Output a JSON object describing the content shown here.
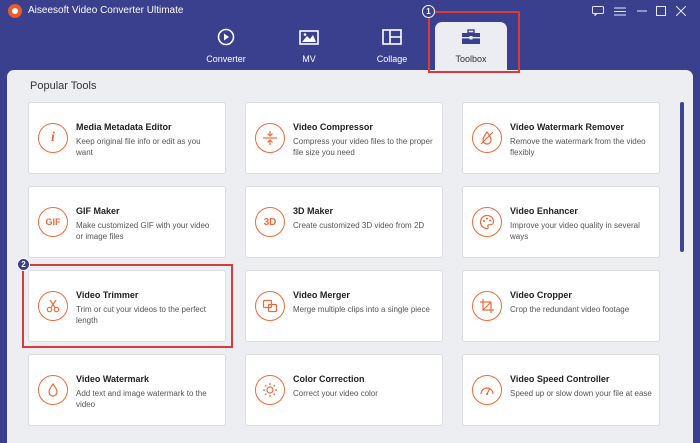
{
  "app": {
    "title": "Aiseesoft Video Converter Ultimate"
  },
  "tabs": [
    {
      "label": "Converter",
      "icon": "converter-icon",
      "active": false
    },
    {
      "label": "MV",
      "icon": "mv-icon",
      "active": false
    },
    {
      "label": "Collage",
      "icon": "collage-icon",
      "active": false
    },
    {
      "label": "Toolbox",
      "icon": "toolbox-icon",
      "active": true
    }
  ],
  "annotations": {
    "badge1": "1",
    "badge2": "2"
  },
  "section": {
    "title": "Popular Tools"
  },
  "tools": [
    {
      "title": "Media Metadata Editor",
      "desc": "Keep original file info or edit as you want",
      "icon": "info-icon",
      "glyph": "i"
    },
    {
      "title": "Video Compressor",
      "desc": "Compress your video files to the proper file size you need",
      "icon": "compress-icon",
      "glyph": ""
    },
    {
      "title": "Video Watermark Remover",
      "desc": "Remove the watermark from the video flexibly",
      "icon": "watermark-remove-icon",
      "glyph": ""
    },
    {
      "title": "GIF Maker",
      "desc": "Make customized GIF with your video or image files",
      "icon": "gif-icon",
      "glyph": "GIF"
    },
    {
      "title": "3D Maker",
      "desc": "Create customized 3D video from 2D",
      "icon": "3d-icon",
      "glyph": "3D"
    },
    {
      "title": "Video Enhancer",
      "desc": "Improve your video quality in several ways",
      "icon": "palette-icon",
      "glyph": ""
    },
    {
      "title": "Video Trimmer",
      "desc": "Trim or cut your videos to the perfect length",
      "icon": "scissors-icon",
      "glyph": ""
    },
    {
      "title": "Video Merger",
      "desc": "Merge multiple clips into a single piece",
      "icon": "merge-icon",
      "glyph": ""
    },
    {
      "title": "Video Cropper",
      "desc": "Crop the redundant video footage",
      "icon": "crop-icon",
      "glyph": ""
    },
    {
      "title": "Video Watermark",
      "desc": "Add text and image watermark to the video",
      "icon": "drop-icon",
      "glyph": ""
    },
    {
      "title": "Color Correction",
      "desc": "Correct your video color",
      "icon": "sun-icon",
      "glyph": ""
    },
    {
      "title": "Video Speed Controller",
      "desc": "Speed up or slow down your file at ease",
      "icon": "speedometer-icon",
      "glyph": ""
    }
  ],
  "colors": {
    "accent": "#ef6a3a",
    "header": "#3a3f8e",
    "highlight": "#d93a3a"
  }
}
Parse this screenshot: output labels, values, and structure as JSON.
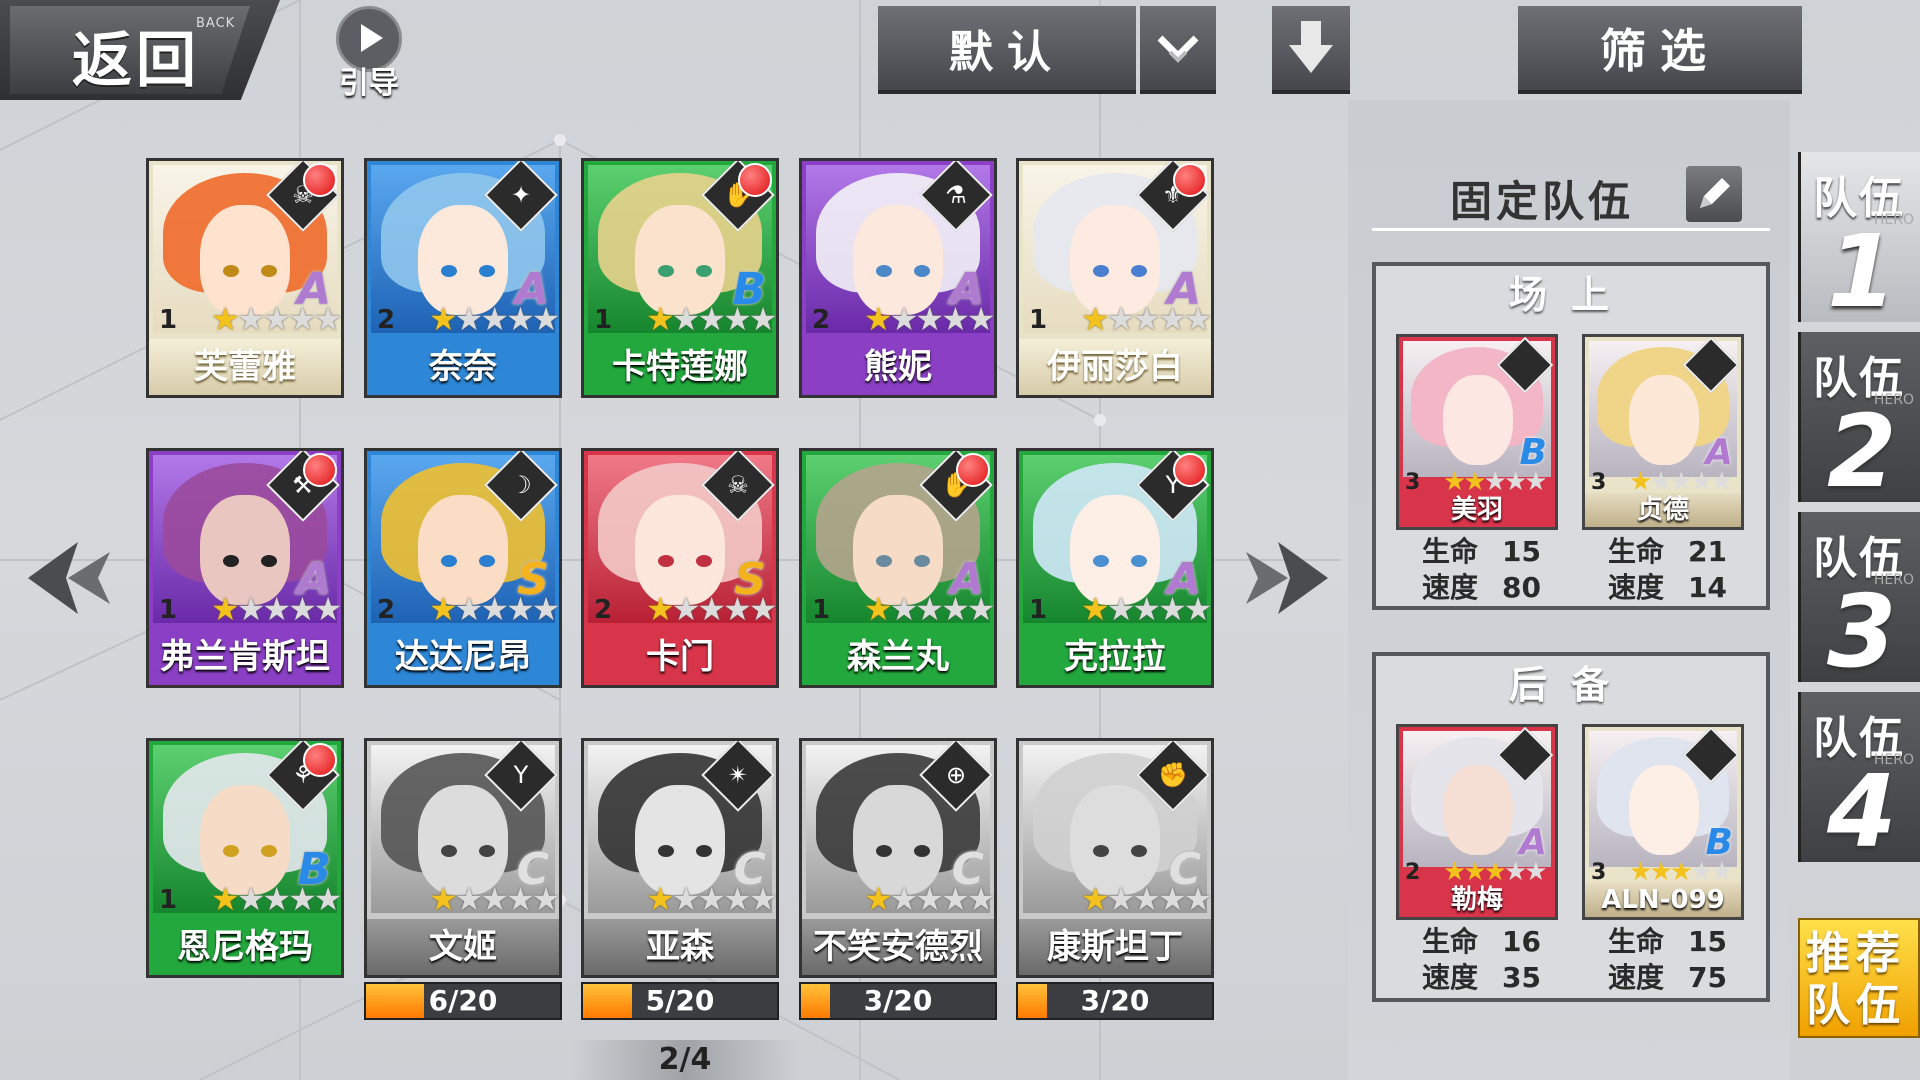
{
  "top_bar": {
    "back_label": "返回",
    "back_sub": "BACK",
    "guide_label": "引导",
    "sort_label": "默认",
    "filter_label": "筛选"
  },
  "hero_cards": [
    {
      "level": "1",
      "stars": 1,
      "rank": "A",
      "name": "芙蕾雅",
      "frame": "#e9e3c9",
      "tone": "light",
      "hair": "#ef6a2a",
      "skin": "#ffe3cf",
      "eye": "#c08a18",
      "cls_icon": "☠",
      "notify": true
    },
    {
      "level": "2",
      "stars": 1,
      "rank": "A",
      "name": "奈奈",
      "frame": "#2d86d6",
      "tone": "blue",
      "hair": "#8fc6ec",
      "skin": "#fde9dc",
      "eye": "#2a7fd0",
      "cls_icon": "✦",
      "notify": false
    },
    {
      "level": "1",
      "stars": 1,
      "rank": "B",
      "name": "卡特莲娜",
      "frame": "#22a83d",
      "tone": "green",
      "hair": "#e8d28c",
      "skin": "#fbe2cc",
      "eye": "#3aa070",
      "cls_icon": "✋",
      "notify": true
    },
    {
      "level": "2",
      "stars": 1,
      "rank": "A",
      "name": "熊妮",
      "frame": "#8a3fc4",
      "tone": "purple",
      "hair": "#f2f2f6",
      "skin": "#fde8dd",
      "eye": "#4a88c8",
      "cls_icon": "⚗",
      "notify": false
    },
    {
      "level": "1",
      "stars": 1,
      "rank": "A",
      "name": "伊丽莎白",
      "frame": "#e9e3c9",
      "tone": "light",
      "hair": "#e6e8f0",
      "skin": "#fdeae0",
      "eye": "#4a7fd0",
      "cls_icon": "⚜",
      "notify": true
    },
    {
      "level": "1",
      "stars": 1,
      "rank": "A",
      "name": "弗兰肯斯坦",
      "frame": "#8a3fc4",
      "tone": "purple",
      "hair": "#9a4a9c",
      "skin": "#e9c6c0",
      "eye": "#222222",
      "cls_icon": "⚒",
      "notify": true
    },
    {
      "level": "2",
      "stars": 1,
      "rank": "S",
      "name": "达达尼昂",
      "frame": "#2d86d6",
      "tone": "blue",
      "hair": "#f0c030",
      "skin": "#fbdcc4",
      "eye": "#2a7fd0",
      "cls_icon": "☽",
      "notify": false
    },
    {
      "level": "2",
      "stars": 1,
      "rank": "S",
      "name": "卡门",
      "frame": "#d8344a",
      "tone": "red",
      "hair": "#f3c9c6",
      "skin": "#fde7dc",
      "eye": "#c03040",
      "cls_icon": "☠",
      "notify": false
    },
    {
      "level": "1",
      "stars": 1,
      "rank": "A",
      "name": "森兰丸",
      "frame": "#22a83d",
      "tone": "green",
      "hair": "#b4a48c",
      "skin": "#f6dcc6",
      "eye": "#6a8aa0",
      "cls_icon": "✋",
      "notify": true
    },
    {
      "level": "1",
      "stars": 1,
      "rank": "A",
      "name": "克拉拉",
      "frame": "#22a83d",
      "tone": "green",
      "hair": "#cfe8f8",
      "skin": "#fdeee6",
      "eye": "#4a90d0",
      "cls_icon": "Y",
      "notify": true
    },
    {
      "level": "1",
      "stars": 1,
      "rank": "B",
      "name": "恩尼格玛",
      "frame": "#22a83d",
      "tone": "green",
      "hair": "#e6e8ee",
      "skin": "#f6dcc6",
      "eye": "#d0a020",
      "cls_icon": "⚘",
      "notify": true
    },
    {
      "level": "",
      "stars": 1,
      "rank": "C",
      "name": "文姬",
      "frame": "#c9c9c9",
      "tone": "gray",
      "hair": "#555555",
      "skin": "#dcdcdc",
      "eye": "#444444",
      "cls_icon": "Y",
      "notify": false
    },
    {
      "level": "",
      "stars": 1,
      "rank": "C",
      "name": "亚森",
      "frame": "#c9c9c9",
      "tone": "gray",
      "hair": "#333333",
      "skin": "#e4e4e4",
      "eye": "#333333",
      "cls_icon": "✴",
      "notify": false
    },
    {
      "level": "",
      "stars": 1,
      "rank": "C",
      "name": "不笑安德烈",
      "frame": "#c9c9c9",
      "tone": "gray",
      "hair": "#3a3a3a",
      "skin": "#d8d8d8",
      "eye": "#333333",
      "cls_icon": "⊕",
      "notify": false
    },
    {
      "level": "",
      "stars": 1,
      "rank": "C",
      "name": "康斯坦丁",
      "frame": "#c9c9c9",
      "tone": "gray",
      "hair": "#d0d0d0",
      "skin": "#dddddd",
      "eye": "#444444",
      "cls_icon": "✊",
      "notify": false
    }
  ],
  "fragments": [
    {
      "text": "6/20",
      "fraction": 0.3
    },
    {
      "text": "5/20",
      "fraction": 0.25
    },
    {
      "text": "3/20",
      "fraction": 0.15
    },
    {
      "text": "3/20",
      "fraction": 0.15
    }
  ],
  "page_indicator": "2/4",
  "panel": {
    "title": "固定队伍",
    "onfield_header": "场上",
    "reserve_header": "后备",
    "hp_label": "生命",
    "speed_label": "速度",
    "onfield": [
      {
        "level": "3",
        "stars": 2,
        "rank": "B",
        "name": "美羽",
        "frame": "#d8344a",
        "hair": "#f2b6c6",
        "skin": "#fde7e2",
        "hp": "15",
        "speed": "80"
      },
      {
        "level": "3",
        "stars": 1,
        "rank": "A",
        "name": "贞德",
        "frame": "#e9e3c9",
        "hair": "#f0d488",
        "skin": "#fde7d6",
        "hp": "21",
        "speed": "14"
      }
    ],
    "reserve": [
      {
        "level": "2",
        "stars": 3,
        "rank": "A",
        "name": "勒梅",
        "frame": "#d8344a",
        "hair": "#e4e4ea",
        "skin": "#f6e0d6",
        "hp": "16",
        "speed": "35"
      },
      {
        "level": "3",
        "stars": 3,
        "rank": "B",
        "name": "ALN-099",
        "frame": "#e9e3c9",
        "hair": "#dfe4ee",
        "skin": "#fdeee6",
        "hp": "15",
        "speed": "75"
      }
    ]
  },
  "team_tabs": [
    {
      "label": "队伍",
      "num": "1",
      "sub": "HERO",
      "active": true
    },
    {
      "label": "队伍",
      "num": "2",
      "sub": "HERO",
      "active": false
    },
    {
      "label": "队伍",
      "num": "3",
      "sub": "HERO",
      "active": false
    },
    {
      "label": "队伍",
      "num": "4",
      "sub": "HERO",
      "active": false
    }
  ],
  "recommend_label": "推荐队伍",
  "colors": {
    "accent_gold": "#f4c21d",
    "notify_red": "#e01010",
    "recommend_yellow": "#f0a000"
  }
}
◇ ◇ ◇ ◇ ◇ ◇ ◇
Pick out every line above that holds the word "from" and copy it.

**THE COMPLETED TASK:**
      "desc": "Remove the watermark from the video flexibly",
      "desc": "Create customized 3D video from 2D",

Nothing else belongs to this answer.